--- Work instructions ---
Are you able to retype all the records below exactly?

--- begin Input records ---

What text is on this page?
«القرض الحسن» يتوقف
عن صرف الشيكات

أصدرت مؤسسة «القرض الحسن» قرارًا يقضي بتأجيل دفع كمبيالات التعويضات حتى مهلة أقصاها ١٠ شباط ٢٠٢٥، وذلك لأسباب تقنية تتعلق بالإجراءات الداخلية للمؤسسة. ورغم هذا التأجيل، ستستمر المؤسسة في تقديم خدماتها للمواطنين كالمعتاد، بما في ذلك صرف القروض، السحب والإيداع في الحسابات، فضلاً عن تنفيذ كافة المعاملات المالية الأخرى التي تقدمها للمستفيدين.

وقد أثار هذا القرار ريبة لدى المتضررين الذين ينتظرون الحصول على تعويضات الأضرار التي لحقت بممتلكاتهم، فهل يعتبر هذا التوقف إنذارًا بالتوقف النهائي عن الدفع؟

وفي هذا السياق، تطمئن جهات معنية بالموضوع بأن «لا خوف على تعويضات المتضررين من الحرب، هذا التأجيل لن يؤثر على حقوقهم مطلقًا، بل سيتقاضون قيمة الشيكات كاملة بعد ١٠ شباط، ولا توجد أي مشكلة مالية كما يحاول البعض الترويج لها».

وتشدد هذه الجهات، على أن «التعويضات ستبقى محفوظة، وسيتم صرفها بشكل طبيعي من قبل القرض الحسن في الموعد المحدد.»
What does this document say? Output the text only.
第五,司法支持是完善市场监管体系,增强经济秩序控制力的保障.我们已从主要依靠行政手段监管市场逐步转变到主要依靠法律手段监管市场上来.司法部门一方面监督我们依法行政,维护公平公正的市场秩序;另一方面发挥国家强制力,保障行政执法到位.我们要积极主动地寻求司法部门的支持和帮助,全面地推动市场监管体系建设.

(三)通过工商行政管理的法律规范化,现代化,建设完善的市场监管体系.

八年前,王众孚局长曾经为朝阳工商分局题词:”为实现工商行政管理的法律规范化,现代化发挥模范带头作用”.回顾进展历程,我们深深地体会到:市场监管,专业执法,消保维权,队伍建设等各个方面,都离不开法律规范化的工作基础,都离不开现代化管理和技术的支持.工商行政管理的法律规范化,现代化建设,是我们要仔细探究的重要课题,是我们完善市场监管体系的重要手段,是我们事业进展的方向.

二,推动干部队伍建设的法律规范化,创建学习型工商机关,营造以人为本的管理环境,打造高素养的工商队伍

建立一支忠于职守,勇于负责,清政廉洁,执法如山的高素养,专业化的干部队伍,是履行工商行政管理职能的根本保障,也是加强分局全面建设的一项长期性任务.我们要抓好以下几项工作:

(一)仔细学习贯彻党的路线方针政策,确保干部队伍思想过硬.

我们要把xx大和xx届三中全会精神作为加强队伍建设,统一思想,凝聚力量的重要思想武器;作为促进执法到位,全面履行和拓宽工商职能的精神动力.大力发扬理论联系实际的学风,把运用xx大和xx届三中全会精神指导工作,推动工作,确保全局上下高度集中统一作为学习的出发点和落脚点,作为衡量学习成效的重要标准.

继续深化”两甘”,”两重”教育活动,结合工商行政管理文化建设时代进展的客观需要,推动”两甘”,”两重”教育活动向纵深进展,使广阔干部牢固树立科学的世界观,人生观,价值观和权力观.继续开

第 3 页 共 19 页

--- end Input records ---

--- Full response ---
What text is on this page?
«القرض الحسن» يتوقف
عن صرف الشيكات

أصدرت مؤسسة «القرض الحسن» قرارًا يقضي بتأجيل دفع كمبيالات التعويضات حتى مهلة أقصاها ١٠ شباط ٢٠٢٥، وذلك لأسباب تقنية تتعلق بالإجراءات الداخلية للمؤسسة. ورغم هذا التأجيل، ستستمر المؤسسة في تقديم خدماتها للمواطنين كالمعتاد، بما في ذلك صرف القروض، السحب والإيداع في الحسابات، فضلاً عن تنفيذ كافة المعاملات المالية الأخرى التي تقدمها للمستفيدين.

وقد أثار هذا القرار ريبة لدى المتضررين الذين ينتظرون الحصول على تعويضات الأضرار التي لحقت بممتلكاتهم، فهل يعتبر هذا التوقف إنذارًا بالتوقف النهائي عن الدفع؟

وفي هذا السياق، تطمئن جهات معنية بالموضوع بأن «لا خوف على تعويضات المتضررين من الحرب، هذا التأجيل لن يؤثر على حقوقهم مطلقًا، بل سيتقاضون قيمة الشيكات كاملة بعد ١٠ شباط، ولا توجد أي مشكلة مالية كما يحاول البعض الترويج لها».

وتشدد هذه الجهات، على أن «التعويضات ستبقى محفوظة، وسيتم صرفها بشكل طبيعي من قبل القرض الحسن في الموعد المحدد.»
What does this document say? Output the text only.
第五,司法支持是完善市场监管体系,增强经济秩序控制力的保障.我们已从主要依靠行政手段监管市场逐步转变到主要依靠法律手段监管市场上来.司法部门一方面监督我们依法行政,维护公平公正的市场秩序;另一方面发挥国家强制力,保障行政执法到位.我们要积极主动地寻求司法部门的支持和帮助,全面地推动市场监管体系建设.

(三)通过工商行政管理的法律规范化,现代化,建设完善的市场监管体系.

八年前,王众孚局长曾经为朝阳工商分局题词:”为实现工商行政管理的法律规范化,现代化发挥模范带头作用”.回顾进展历程,我们深深地体会到:市场监管,专业执法,消保维权,队伍建设等各个方面,都离不开法律规范化的工作基础,都离不开现代化管理和技术的支持.工商行政管理的法律规范化,现代化建设,是我们要仔细探究的重要课题,是我们完善市场监管体系的重要手段,是我们事业进展的方向.

二,推动干部队伍建设的法律规范化,创建学习型工商机关,营造以人为本的管理环境,打造高素养的工商队伍

建立一支忠于职守,勇于负责,清政廉洁,执法如山的高素养,专业化的干部队伍,是履行工商行政管理职能的根本保障,也是加强分局全面建设的一项长期性任务.我们要抓好以下几项工作:

(一)仔细学习贯彻党的路线方针政策,确保干部队伍思想过硬.

我们要把xx大和xx届三中全会精神作为加强队伍建设,统一思想,凝聚力量的重要思想武器;作为促进执法到位,全面履行和拓宽工商职能的精神动力.大力发扬理论联系实际的学风,把运用xx大和xx届三中全会精神指导工作,推动工作,确保全局上下高度集中统一作为学习的出发点和落脚点,作为衡量学习成效的重要标准.

继续深化”两甘”,”两重”教育活动,结合工商行政管理文化建设时代进展的客观需要,推动”两甘”,”两重”教育活动向纵深进展,使广阔干部牢固树立科学的世界观,人生观,价值观和权力观.继续开

第 3 页 共 19 页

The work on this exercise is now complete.